RAW DATA
◆ ◆ ◆

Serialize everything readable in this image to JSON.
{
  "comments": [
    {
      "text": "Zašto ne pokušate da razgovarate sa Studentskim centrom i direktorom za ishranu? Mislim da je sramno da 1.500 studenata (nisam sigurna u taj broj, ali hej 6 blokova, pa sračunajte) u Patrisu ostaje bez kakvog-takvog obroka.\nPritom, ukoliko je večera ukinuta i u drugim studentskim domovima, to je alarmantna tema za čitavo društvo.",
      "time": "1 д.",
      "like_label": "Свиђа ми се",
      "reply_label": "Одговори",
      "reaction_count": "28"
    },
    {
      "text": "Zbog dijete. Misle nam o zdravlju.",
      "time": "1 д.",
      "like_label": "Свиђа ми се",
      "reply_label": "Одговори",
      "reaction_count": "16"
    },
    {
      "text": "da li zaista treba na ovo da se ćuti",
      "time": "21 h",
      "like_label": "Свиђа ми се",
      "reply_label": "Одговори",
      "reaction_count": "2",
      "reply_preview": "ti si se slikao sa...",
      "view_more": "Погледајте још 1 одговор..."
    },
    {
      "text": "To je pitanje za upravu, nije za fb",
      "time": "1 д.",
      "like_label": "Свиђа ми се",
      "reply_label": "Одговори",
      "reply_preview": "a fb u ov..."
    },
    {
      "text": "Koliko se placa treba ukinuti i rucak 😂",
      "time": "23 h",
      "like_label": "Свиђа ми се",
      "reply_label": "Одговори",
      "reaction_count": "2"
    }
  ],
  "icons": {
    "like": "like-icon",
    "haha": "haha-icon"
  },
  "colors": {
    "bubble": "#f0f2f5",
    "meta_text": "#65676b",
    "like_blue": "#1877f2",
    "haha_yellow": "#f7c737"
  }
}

◆ ◆ ◆

WHAT THIS TASK INVOLVES
Where a line above holds the string "treba", show that line.

ANSWER IN FULL
      "text": "da li zaista treba na ovo da se ćuti",
      "text": "Koliko se placa treba ukinuti i rucak 😂",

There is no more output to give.